::: DATA :::
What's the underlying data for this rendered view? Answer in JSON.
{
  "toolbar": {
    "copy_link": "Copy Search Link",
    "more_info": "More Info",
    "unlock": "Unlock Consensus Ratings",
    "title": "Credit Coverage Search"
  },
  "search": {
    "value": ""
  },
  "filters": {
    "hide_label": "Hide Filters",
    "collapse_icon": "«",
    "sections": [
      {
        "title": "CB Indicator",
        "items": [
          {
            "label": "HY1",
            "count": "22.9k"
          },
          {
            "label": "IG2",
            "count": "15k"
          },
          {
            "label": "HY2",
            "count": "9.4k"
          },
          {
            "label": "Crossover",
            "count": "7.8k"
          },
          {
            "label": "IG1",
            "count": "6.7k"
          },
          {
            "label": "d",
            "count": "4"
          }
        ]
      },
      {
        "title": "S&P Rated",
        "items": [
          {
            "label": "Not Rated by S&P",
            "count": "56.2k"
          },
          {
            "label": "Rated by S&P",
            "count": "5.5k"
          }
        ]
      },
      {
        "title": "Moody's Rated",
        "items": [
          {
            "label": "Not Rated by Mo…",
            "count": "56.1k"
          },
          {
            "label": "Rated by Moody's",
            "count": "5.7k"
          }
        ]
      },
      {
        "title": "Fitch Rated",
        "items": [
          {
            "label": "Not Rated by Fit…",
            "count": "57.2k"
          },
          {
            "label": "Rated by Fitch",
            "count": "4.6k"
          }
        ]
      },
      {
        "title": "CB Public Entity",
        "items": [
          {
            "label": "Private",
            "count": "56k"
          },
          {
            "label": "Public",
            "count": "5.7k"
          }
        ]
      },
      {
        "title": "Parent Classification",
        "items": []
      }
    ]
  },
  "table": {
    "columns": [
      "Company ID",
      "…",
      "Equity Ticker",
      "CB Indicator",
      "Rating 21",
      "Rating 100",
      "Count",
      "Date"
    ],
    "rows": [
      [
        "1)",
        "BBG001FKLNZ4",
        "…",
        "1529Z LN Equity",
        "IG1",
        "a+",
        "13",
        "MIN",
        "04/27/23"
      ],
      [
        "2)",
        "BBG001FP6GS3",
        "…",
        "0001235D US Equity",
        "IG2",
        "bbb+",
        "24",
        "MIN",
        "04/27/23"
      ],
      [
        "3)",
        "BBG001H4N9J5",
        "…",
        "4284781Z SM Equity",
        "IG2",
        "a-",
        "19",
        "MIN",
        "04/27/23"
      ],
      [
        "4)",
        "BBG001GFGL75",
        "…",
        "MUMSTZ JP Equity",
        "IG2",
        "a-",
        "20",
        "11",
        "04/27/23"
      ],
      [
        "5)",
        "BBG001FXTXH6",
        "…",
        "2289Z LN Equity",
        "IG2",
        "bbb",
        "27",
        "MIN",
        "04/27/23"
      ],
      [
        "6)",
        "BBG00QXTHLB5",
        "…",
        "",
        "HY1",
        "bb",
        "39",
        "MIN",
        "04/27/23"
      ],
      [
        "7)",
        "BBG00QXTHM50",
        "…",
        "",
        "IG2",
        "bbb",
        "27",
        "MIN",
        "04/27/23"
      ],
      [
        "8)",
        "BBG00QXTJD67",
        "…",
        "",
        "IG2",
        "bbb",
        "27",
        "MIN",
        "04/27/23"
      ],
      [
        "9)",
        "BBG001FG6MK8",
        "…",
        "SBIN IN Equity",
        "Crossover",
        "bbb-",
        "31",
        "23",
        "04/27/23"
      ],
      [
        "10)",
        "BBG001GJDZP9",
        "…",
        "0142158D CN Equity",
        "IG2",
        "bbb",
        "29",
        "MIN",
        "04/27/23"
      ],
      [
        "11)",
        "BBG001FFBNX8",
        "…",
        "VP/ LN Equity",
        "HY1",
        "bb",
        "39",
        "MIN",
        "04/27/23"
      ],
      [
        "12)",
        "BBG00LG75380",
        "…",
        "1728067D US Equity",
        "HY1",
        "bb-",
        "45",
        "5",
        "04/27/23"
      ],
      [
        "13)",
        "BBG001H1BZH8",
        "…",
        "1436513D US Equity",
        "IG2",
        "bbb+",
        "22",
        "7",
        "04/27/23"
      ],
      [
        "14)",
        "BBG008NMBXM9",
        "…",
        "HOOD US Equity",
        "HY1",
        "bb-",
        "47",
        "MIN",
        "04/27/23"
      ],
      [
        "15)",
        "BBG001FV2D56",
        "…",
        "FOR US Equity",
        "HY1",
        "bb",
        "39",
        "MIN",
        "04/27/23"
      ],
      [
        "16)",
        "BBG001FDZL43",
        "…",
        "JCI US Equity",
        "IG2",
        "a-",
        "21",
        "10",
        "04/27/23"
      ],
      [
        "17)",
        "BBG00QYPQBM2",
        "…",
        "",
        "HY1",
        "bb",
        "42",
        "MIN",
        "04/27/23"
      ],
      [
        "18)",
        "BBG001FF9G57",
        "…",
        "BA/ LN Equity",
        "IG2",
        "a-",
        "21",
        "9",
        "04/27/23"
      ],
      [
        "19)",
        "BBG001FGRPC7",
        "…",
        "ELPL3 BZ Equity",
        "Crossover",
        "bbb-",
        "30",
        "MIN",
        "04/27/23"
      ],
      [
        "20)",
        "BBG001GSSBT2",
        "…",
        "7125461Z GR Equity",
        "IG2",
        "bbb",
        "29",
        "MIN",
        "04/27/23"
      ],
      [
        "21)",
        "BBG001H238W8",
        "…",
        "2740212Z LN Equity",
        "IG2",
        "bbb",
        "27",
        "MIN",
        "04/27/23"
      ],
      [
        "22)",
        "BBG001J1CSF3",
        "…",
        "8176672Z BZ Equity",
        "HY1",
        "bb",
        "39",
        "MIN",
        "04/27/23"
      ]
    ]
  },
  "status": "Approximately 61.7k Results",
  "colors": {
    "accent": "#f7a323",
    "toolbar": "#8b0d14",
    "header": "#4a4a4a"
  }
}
:::
◆ **SET EXERCISE**
Output the full listing exactly as it stands.

◆ **SOLUTION FOR THIS EXERCISE**
What's the underlying data for this rendered view? Answer in JSON.
{
  "toolbar": {
    "copy_link": "Copy Search Link",
    "more_info": "More Info",
    "unlock": "Unlock Consensus Ratings",
    "title": "Credit Coverage Search"
  },
  "search": {
    "value": ""
  },
  "filters": {
    "hide_label": "Hide Filters",
    "collapse_icon": "«",
    "sections": [
      {
        "title": "CB Indicator",
        "items": [
          {
            "label": "HY1",
            "count": "22.9k"
          },
          {
            "label": "IG2",
            "count": "15k"
          },
          {
            "label": "HY2",
            "count": "9.4k"
          },
          {
            "label": "Crossover",
            "count": "7.8k"
          },
          {
            "label": "IG1",
            "count": "6.7k"
          },
          {
            "label": "d",
            "count": "4"
          }
        ]
      },
      {
        "title": "S&P Rated",
        "items": [
          {
            "label": "Not Rated by S&P",
            "count": "56.2k"
          },
          {
            "label": "Rated by S&P",
            "count": "5.5k"
          }
        ]
      },
      {
        "title": "Moody's Rated",
        "items": [
          {
            "label": "Not Rated by Mo…",
            "count": "56.1k"
          },
          {
            "label": "Rated by Moody's",
            "count": "5.7k"
          }
        ]
      },
      {
        "title": "Fitch Rated",
        "items": [
          {
            "label": "Not Rated by Fit…",
            "count": "57.2k"
          },
          {
            "label": "Rated by Fitch",
            "count": "4.6k"
          }
        ]
      },
      {
        "title": "CB Public Entity",
        "items": [
          {
            "label": "Private",
            "count": "56k"
          },
          {
            "label": "Public",
            "count": "5.7k"
          }
        ]
      },
      {
        "title": "Parent Classification",
        "items": []
      }
    ]
  },
  "table": {
    "columns": [
      "Company ID",
      "…",
      "Equity Ticker",
      "CB Indicator",
      "Rating 21",
      "Rating 100",
      "Count",
      "Date"
    ],
    "rows": [
      [
        "1)",
        "BBG001FKLNZ4",
        "…",
        "1529Z LN Equity",
        "IG1",
        "a+",
        "13",
        "MIN",
        "04/27/23"
      ],
      [
        "2)",
        "BBG001FP6GS3",
        "…",
        "0001235D US Equity",
        "IG2",
        "bbb+",
        "24",
        "MIN",
        "04/27/23"
      ],
      [
        "3)",
        "BBG001H4N9J5",
        "…",
        "4284781Z SM Equity",
        "IG2",
        "a-",
        "19",
        "MIN",
        "04/27/23"
      ],
      [
        "4)",
        "BBG001GFGL75",
        "…",
        "MUMSTZ JP Equity",
        "IG2",
        "a-",
        "20",
        "11",
        "04/27/23"
      ],
      [
        "5)",
        "BBG001FXTXH6",
        "…",
        "2289Z LN Equity",
        "IG2",
        "bbb",
        "27",
        "MIN",
        "04/27/23"
      ],
      [
        "6)",
        "BBG00QXTHLB5",
        "…",
        "",
        "HY1",
        "bb",
        "39",
        "MIN",
        "04/27/23"
      ],
      [
        "7)",
        "BBG00QXTHM50",
        "…",
        "",
        "IG2",
        "bbb",
        "27",
        "MIN",
        "04/27/23"
      ],
      [
        "8)",
        "BBG00QXTJD67",
        "…",
        "",
        "IG2",
        "bbb",
        "27",
        "MIN",
        "04/27/23"
      ],
      [
        "9)",
        "BBG001FG6MK8",
        "…",
        "SBIN IN Equity",
        "Crossover",
        "bbb-",
        "31",
        "23",
        "04/27/23"
      ],
      [
        "10)",
        "BBG001GJDZP9",
        "…",
        "0142158D CN Equity",
        "IG2",
        "bbb",
        "29",
        "MIN",
        "04/27/23"
      ],
      [
        "11)",
        "BBG001FFBNX8",
        "…",
        "VP/ LN Equity",
        "HY1",
        "bb",
        "39",
        "MIN",
        "04/27/23"
      ],
      [
        "12)",
        "BBG00LG75380",
        "…",
        "1728067D US Equity",
        "HY1",
        "bb-",
        "45",
        "5",
        "04/27/23"
      ],
      [
        "13)",
        "BBG001H1BZH8",
        "…",
        "1436513D US Equity",
        "IG2",
        "bbb+",
        "22",
        "7",
        "04/27/23"
      ],
      [
        "14)",
        "BBG008NMBXM9",
        "…",
        "HOOD US Equity",
        "HY1",
        "bb-",
        "47",
        "MIN",
        "04/27/23"
      ],
      [
        "15)",
        "BBG001FV2D56",
        "…",
        "FOR US Equity",
        "HY1",
        "bb",
        "39",
        "MIN",
        "04/27/23"
      ],
      [
        "16)",
        "BBG001FDZL43",
        "…",
        "JCI US Equity",
        "IG2",
        "a-",
        "21",
        "10",
        "04/27/23"
      ],
      [
        "17)",
        "BBG00QYPQBM2",
        "…",
        "",
        "HY1",
        "bb",
        "42",
        "MIN",
        "04/27/23"
      ],
      [
        "18)",
        "BBG001FF9G57",
        "…",
        "BA/ LN Equity",
        "IG2",
        "a-",
        "21",
        "9",
        "04/27/23"
      ],
      [
        "19)",
        "BBG001FGRPC7",
        "…",
        "ELPL3 BZ Equity",
        "Crossover",
        "bbb-",
        "30",
        "MIN",
        "04/27/23"
      ],
      [
        "20)",
        "BBG001GSSBT2",
        "…",
        "7125461Z GR Equity",
        "IG2",
        "bbb",
        "29",
        "MIN",
        "04/27/23"
      ],
      [
        "21)",
        "BBG001H238W8",
        "…",
        "2740212Z LN Equity",
        "IG2",
        "bbb",
        "27",
        "MIN",
        "04/27/23"
      ],
      [
        "22)",
        "BBG001J1CSF3",
        "…",
        "8176672Z BZ Equity",
        "HY1",
        "bb",
        "39",
        "MIN",
        "04/27/23"
      ]
    ]
  },
  "status": "Approximately 61.7k Results",
  "colors": {
    "accent": "#f7a323",
    "toolbar": "#8b0d14",
    "header": "#4a4a4a"
  }
}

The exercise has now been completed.